## BEGIN SUPPLIED ENTRIES

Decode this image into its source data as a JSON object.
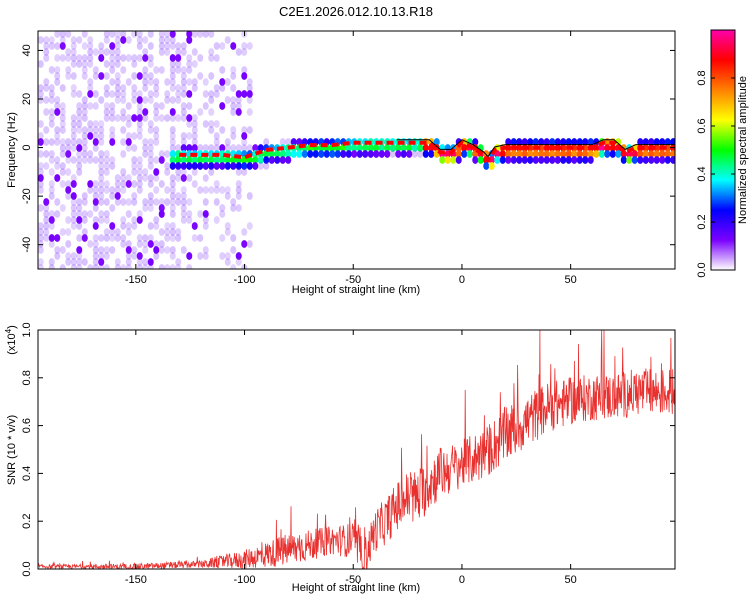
{
  "title": "C2E1.2026.012.10.13.R18",
  "chart_data": [
    {
      "type": "heatmap",
      "name": "spectrogram",
      "xlabel": "Height of straight line (km)",
      "ylabel": "Frequency (Hz)",
      "xlim": [
        -195,
        98
      ],
      "ylim": [
        -50,
        48
      ],
      "xticks": [
        -150,
        -100,
        -50,
        0,
        50
      ],
      "xtick_labels": [
        "-150",
        "-100",
        "-50",
        "0",
        "50"
      ],
      "yticks": [
        -40,
        -20,
        0,
        20,
        40
      ],
      "ytick_labels": [
        "-40",
        "-20",
        "0",
        "20",
        "40"
      ],
      "colorbar": {
        "label": "Normalized spectral amplitude",
        "range": [
          0,
          1
        ],
        "ticks": [
          0.0,
          0.2,
          0.4,
          0.6,
          0.8
        ],
        "tick_labels": [
          "0.0",
          "0.2",
          "0.4",
          "0.6",
          "0.8"
        ],
        "colors": [
          "#ffffff",
          "#7a00ff",
          "#0000ff",
          "#00ffff",
          "#00ff00",
          "#ffff00",
          "#ff8000",
          "#ff0000",
          "#ff00aa"
        ]
      },
      "ridge_line": {
        "x": [
          -130,
          -110,
          -100,
          -90,
          -80,
          -70,
          -60,
          -50,
          -40,
          -30,
          -20,
          -15,
          -10,
          -5,
          0,
          5,
          10,
          12,
          15,
          20,
          30,
          40,
          50,
          60,
          65,
          70,
          75,
          80,
          90,
          98
        ],
        "y": [
          -3,
          -3,
          -4,
          -1,
          0,
          1,
          1,
          2,
          2,
          2,
          2,
          2,
          -2,
          -2,
          2,
          0,
          -3,
          -5,
          -1,
          0,
          0,
          0,
          0,
          0,
          2,
          2,
          -2,
          0,
          0,
          0
        ]
      }
    },
    {
      "type": "line",
      "name": "snr",
      "xlabel": "Height of straight line (km)",
      "ylabel": "SNR (10 * v/v)",
      "exponent_label": "(x10",
      "exponent_sup": "4",
      "exponent_close": ")",
      "xlim": [
        -195,
        98
      ],
      "ylim": [
        0,
        1.0
      ],
      "xticks": [
        -150,
        -100,
        -50,
        0,
        50
      ],
      "xtick_labels": [
        "-150",
        "-100",
        "-50",
        "0",
        "50"
      ],
      "yticks": [
        0.0,
        0.2,
        0.4,
        0.6,
        0.8,
        1.0
      ],
      "ytick_labels": [
        "0.0",
        "0.2",
        "0.4",
        "0.6",
        "0.8",
        "1.0"
      ],
      "color": "#e8312f",
      "trend": {
        "x": [
          -195,
          -150,
          -120,
          -100,
          -80,
          -70,
          -60,
          -50,
          -45,
          -40,
          -35,
          -30,
          -25,
          -20,
          -15,
          -10,
          -5,
          0,
          10,
          20,
          30,
          40,
          50,
          60,
          70,
          80,
          90,
          98
        ],
        "y": [
          0.01,
          0.01,
          0.02,
          0.04,
          0.08,
          0.1,
          0.12,
          0.12,
          0.04,
          0.16,
          0.2,
          0.26,
          0.3,
          0.3,
          0.36,
          0.4,
          0.42,
          0.44,
          0.48,
          0.56,
          0.62,
          0.68,
          0.7,
          0.72,
          0.72,
          0.74,
          0.74,
          0.74
        ]
      },
      "noise_amplitude": {
        "x": [
          -195,
          -120,
          -100,
          -80,
          -60,
          -40,
          -20,
          0,
          20,
          50,
          98
        ],
        "y": [
          0.008,
          0.015,
          0.04,
          0.07,
          0.06,
          0.09,
          0.12,
          0.1,
          0.12,
          0.1,
          0.1
        ]
      }
    }
  ]
}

## END SUPPLIED ENTRIES

## [SET PROBLEM]
Without the pictures, reproduce every line of the records above exactly.

## [WRITTEN RESPONSE]
Decode this image into its source data as a JSON object.
{
  "title": "C2E1.2026.012.10.13.R18",
  "chart_data": [
    {
      "type": "heatmap",
      "name": "spectrogram",
      "xlabel": "Height of straight line (km)",
      "ylabel": "Frequency (Hz)",
      "xlim": [
        -195,
        98
      ],
      "ylim": [
        -50,
        48
      ],
      "xticks": [
        -150,
        -100,
        -50,
        0,
        50
      ],
      "xtick_labels": [
        "-150",
        "-100",
        "-50",
        "0",
        "50"
      ],
      "yticks": [
        -40,
        -20,
        0,
        20,
        40
      ],
      "ytick_labels": [
        "-40",
        "-20",
        "0",
        "20",
        "40"
      ],
      "colorbar": {
        "label": "Normalized spectral amplitude",
        "range": [
          0,
          1
        ],
        "ticks": [
          0.0,
          0.2,
          0.4,
          0.6,
          0.8
        ],
        "tick_labels": [
          "0.0",
          "0.2",
          "0.4",
          "0.6",
          "0.8"
        ],
        "colors": [
          "#ffffff",
          "#7a00ff",
          "#0000ff",
          "#00ffff",
          "#00ff00",
          "#ffff00",
          "#ff8000",
          "#ff0000",
          "#ff00aa"
        ]
      },
      "ridge_line": {
        "x": [
          -130,
          -110,
          -100,
          -90,
          -80,
          -70,
          -60,
          -50,
          -40,
          -30,
          -20,
          -15,
          -10,
          -5,
          0,
          5,
          10,
          12,
          15,
          20,
          30,
          40,
          50,
          60,
          65,
          70,
          75,
          80,
          90,
          98
        ],
        "y": [
          -3,
          -3,
          -4,
          -1,
          0,
          1,
          1,
          2,
          2,
          2,
          2,
          2,
          -2,
          -2,
          2,
          0,
          -3,
          -5,
          -1,
          0,
          0,
          0,
          0,
          0,
          2,
          2,
          -2,
          0,
          0,
          0
        ]
      }
    },
    {
      "type": "line",
      "name": "snr",
      "xlabel": "Height of straight line (km)",
      "ylabel": "SNR (10 * v/v)",
      "exponent_label": "(x10",
      "exponent_sup": "4",
      "exponent_close": ")",
      "xlim": [
        -195,
        98
      ],
      "ylim": [
        0,
        1.0
      ],
      "xticks": [
        -150,
        -100,
        -50,
        0,
        50
      ],
      "xtick_labels": [
        "-150",
        "-100",
        "-50",
        "0",
        "50"
      ],
      "yticks": [
        0.0,
        0.2,
        0.4,
        0.6,
        0.8,
        1.0
      ],
      "ytick_labels": [
        "0.0",
        "0.2",
        "0.4",
        "0.6",
        "0.8",
        "1.0"
      ],
      "color": "#e8312f",
      "trend": {
        "x": [
          -195,
          -150,
          -120,
          -100,
          -80,
          -70,
          -60,
          -50,
          -45,
          -40,
          -35,
          -30,
          -25,
          -20,
          -15,
          -10,
          -5,
          0,
          10,
          20,
          30,
          40,
          50,
          60,
          70,
          80,
          90,
          98
        ],
        "y": [
          0.01,
          0.01,
          0.02,
          0.04,
          0.08,
          0.1,
          0.12,
          0.12,
          0.04,
          0.16,
          0.2,
          0.26,
          0.3,
          0.3,
          0.36,
          0.4,
          0.42,
          0.44,
          0.48,
          0.56,
          0.62,
          0.68,
          0.7,
          0.72,
          0.72,
          0.74,
          0.74,
          0.74
        ]
      },
      "noise_amplitude": {
        "x": [
          -195,
          -120,
          -100,
          -80,
          -60,
          -40,
          -20,
          0,
          20,
          50,
          98
        ],
        "y": [
          0.008,
          0.015,
          0.04,
          0.07,
          0.06,
          0.09,
          0.12,
          0.1,
          0.12,
          0.1,
          0.1
        ]
      }
    }
  ]
}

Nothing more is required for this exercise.